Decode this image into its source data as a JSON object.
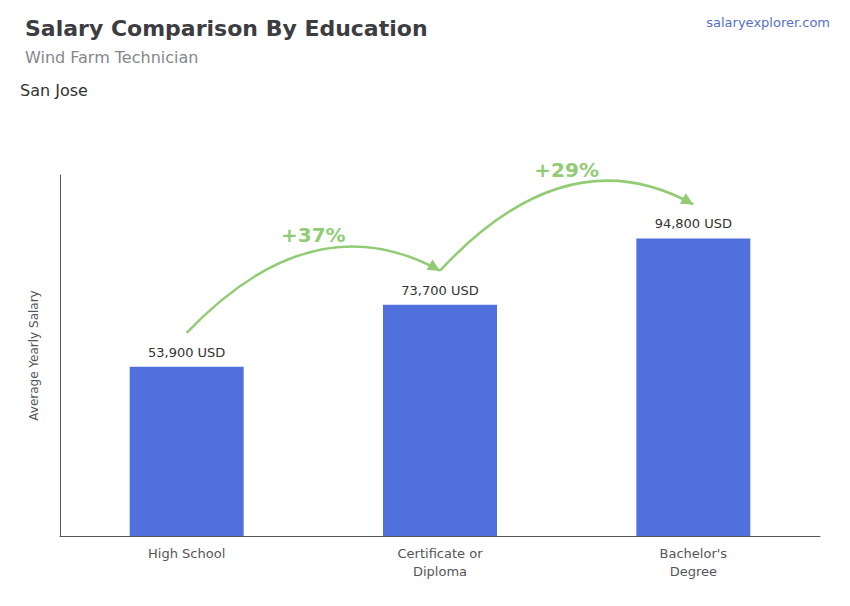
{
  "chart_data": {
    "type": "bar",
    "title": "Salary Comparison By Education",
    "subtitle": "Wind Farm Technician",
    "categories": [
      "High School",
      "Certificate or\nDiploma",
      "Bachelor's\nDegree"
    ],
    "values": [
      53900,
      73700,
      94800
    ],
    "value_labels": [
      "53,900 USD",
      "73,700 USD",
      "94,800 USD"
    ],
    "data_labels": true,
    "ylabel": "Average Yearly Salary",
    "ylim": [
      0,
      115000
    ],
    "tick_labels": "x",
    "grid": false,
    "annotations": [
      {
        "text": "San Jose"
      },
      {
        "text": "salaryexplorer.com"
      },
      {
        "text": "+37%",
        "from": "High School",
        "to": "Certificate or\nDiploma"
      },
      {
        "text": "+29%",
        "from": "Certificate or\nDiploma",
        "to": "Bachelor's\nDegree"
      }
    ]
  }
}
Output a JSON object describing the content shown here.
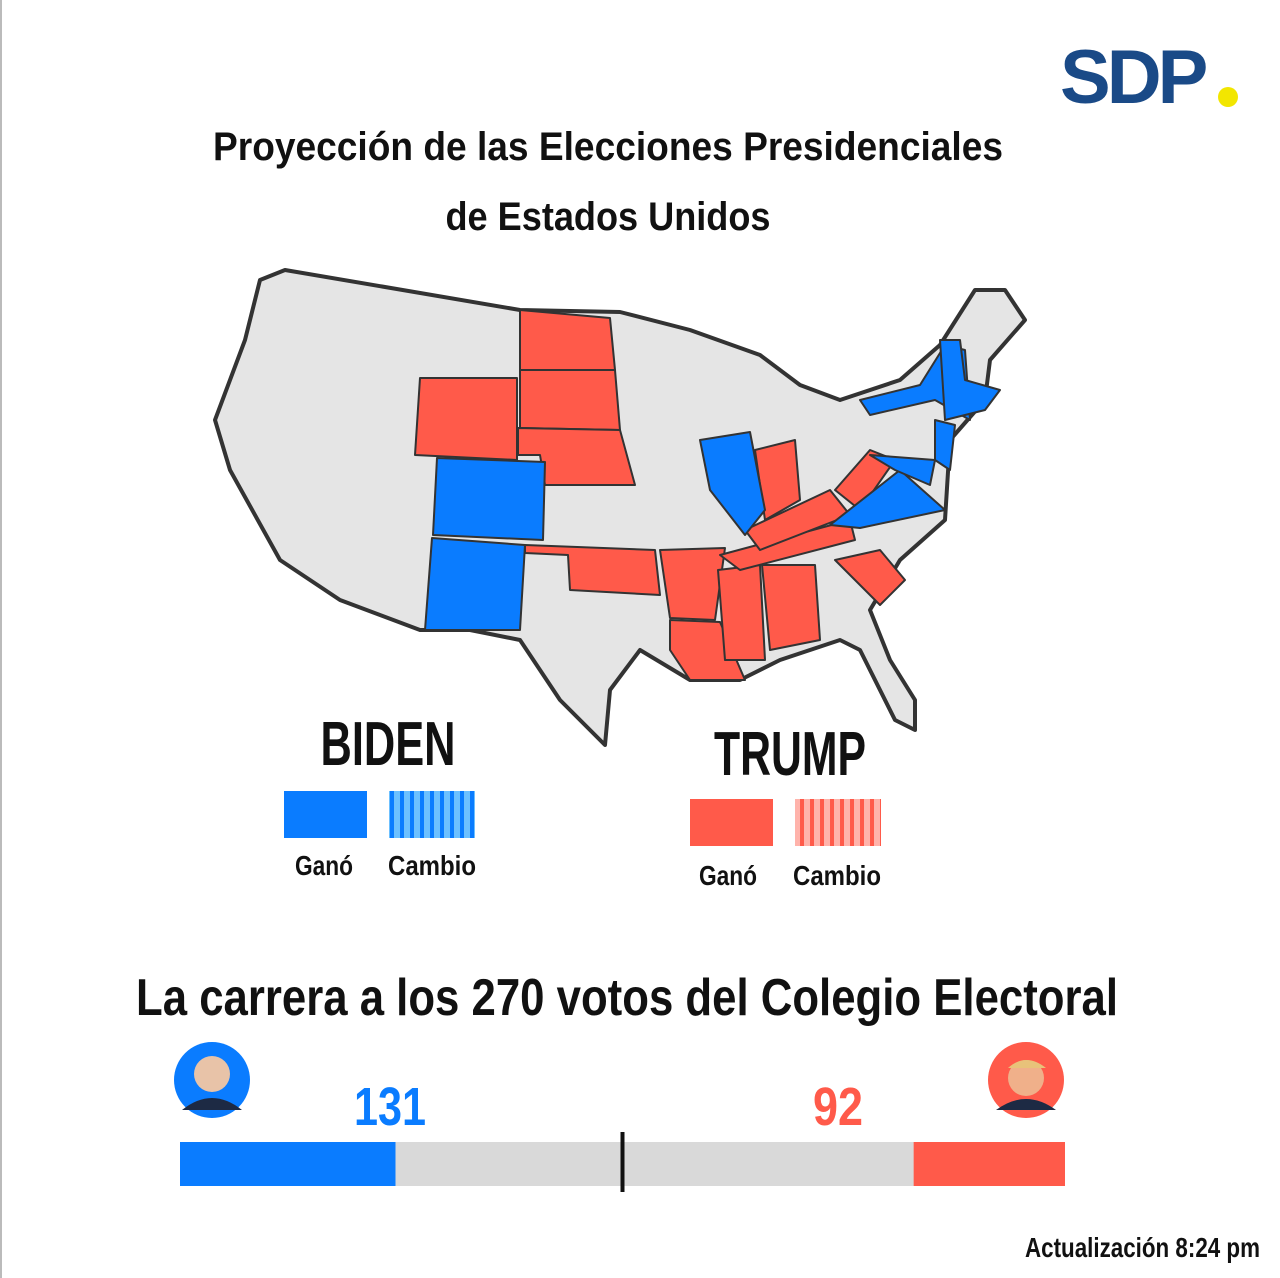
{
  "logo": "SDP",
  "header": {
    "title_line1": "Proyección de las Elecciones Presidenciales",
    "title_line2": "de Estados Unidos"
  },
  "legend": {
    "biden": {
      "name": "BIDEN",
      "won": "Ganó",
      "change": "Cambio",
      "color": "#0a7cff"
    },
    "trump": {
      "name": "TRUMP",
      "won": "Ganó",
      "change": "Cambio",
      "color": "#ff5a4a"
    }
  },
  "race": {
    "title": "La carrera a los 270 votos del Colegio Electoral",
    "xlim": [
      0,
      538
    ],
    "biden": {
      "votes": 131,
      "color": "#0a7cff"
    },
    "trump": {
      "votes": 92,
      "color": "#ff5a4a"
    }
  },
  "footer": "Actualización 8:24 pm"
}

++++++

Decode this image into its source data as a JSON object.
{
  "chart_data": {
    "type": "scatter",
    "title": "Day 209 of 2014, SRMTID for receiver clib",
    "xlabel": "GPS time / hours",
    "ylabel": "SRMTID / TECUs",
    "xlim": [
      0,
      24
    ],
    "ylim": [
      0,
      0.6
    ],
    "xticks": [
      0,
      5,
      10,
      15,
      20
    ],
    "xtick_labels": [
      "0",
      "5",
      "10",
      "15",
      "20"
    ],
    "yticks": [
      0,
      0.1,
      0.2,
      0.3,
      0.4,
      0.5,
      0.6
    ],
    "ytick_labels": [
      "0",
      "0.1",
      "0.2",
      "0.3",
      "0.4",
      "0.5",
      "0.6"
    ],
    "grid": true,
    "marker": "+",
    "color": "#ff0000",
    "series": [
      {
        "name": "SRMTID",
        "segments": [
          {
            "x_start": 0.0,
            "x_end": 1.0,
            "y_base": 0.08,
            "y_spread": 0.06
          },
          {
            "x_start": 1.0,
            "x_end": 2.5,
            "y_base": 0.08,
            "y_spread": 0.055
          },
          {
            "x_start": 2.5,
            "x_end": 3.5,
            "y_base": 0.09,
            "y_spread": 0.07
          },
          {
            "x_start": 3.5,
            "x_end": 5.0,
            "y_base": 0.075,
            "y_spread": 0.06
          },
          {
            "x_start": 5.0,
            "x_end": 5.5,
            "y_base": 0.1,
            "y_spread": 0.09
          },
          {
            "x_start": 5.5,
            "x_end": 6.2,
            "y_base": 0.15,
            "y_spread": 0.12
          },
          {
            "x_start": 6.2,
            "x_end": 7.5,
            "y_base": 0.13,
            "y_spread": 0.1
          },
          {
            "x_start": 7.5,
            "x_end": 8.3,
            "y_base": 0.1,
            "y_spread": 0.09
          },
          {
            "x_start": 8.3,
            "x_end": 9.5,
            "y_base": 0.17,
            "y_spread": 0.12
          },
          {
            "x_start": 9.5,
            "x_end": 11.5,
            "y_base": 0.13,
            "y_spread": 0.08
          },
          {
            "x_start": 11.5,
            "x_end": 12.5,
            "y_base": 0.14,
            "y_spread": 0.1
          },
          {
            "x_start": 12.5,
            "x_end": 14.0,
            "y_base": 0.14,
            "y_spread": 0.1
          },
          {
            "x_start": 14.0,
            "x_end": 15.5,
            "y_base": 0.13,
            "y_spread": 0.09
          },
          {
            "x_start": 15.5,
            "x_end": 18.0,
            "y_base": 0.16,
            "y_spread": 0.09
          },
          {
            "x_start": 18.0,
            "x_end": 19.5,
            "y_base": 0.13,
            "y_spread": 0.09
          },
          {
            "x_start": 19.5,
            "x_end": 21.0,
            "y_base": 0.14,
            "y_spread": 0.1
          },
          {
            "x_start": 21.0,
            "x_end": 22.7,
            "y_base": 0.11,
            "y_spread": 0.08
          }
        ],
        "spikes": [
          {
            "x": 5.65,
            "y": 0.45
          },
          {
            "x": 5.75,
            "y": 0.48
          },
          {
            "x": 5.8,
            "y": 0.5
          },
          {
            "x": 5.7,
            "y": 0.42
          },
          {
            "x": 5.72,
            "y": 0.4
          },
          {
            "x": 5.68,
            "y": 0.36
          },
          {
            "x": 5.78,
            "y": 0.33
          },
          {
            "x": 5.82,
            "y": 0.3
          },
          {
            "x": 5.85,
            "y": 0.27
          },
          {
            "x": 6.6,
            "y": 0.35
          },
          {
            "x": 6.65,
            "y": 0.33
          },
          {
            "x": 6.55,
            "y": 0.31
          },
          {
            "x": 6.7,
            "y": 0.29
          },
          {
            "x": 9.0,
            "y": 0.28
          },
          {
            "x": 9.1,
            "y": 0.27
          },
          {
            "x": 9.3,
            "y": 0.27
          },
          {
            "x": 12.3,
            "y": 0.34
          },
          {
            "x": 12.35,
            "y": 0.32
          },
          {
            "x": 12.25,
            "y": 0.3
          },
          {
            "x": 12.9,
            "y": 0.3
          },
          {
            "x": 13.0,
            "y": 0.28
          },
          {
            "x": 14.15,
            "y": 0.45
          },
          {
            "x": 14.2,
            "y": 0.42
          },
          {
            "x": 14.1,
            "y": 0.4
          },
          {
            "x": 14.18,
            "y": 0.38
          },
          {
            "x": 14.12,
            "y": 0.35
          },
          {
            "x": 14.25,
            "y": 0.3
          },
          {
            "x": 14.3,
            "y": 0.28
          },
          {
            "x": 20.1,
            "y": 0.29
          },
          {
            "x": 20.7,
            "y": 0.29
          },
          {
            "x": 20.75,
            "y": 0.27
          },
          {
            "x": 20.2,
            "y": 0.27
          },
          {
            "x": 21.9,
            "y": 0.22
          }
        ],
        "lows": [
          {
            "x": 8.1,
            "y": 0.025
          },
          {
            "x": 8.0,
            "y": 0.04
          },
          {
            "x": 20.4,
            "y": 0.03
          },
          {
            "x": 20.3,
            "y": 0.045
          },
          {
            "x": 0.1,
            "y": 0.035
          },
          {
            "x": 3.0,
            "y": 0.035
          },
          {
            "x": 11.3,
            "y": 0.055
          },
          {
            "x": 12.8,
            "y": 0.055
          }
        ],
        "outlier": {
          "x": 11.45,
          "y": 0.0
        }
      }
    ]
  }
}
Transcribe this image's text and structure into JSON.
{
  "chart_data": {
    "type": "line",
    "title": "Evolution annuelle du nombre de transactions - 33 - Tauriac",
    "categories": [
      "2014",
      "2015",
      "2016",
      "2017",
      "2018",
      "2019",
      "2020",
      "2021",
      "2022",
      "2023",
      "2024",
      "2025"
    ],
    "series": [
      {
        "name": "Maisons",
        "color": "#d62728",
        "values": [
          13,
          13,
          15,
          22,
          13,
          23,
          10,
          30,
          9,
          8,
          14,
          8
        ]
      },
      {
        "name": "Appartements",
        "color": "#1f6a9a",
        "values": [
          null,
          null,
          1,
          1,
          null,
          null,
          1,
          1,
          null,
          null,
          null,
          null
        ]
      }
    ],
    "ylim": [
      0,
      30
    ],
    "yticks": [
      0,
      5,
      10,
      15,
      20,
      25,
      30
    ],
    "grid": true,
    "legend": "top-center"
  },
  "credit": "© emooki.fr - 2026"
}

++++++

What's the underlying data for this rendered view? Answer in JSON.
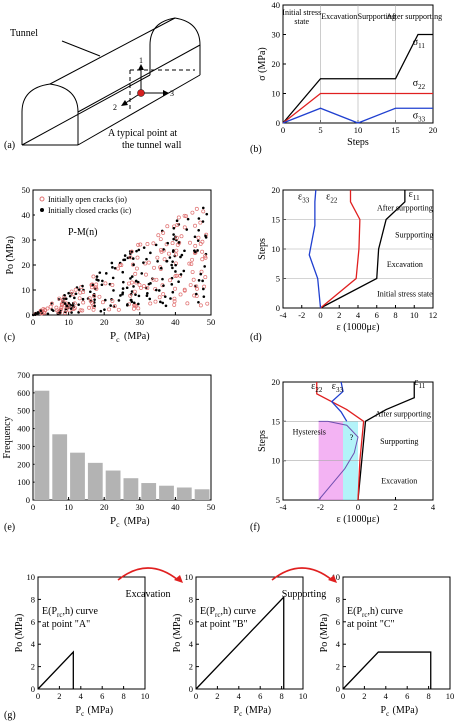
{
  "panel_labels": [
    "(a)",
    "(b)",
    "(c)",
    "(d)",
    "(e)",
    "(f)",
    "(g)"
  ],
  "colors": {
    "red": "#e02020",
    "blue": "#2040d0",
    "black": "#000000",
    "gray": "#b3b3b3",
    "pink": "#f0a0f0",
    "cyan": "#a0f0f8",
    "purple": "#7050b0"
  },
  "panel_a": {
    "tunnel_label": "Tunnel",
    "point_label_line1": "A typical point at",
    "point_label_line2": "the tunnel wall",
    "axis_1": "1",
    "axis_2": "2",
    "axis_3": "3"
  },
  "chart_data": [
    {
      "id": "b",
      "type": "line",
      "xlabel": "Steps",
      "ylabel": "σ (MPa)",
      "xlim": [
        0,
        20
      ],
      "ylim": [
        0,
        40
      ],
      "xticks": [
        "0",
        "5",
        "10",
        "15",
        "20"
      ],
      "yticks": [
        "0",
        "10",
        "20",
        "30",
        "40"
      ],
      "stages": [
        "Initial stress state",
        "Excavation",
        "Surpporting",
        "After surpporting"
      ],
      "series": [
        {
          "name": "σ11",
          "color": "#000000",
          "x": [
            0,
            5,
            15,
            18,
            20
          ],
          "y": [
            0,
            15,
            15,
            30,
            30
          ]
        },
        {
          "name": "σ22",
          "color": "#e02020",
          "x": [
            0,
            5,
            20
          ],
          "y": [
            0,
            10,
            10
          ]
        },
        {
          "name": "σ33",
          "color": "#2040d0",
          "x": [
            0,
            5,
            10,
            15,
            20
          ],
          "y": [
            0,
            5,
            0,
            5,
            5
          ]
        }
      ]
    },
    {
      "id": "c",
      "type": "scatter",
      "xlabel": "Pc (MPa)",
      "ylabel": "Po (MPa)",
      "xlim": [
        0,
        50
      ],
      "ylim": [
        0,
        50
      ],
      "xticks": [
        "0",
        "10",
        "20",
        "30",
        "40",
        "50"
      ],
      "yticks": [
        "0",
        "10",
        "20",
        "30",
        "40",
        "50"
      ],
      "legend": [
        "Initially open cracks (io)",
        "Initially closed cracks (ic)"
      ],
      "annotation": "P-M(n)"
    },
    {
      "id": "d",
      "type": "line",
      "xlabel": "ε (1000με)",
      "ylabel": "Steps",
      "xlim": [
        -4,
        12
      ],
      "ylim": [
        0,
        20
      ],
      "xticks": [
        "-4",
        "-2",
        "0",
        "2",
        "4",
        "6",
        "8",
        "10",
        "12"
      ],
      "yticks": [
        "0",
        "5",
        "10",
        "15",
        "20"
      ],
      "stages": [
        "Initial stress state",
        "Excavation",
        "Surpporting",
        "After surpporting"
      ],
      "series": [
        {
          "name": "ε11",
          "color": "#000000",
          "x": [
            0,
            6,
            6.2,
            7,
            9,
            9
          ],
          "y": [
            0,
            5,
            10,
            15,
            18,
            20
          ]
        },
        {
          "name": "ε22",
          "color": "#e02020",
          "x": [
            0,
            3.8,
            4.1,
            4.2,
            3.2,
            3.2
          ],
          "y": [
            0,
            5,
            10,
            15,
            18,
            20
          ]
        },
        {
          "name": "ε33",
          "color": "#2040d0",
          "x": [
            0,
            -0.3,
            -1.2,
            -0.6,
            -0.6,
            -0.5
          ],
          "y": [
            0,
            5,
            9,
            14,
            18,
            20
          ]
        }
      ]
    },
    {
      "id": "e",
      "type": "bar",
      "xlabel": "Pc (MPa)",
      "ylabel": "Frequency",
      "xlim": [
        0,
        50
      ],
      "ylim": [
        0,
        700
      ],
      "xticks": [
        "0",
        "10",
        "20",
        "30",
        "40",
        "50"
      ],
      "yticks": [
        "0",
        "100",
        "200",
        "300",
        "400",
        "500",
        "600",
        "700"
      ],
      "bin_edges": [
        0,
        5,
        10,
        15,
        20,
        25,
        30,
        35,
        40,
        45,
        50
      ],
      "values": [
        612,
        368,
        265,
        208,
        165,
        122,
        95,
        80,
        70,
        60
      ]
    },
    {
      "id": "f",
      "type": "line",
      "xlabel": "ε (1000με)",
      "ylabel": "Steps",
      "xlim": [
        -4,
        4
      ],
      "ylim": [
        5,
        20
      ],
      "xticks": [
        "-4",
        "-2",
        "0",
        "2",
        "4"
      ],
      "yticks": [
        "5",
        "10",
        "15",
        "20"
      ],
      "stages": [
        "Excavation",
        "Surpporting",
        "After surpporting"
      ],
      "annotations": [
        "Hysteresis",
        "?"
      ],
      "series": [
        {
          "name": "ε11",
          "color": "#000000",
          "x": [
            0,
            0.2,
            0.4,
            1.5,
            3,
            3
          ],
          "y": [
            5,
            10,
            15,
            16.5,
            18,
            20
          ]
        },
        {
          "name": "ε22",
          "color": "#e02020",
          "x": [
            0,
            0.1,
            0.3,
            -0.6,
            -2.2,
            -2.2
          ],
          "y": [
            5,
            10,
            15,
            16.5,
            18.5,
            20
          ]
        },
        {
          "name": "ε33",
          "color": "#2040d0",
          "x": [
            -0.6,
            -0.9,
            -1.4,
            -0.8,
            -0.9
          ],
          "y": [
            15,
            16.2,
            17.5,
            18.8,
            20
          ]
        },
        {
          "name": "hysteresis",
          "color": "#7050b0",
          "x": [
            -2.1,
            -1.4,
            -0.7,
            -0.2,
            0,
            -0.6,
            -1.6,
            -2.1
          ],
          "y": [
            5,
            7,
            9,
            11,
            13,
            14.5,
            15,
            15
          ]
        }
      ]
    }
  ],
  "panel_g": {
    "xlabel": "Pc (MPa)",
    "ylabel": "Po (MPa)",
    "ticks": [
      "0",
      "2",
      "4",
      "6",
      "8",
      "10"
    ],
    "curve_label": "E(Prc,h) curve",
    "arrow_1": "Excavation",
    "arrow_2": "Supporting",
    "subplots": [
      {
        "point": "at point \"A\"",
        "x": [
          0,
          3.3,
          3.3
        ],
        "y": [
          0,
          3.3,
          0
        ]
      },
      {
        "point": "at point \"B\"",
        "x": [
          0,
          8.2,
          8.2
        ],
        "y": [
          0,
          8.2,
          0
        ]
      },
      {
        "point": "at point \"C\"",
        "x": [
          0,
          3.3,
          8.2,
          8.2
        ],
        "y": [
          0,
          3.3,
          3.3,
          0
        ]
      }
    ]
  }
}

++++++

Written problem - Say how many lines of the listing above contain "nDiploma", with no other words.

Result for this exercise - 3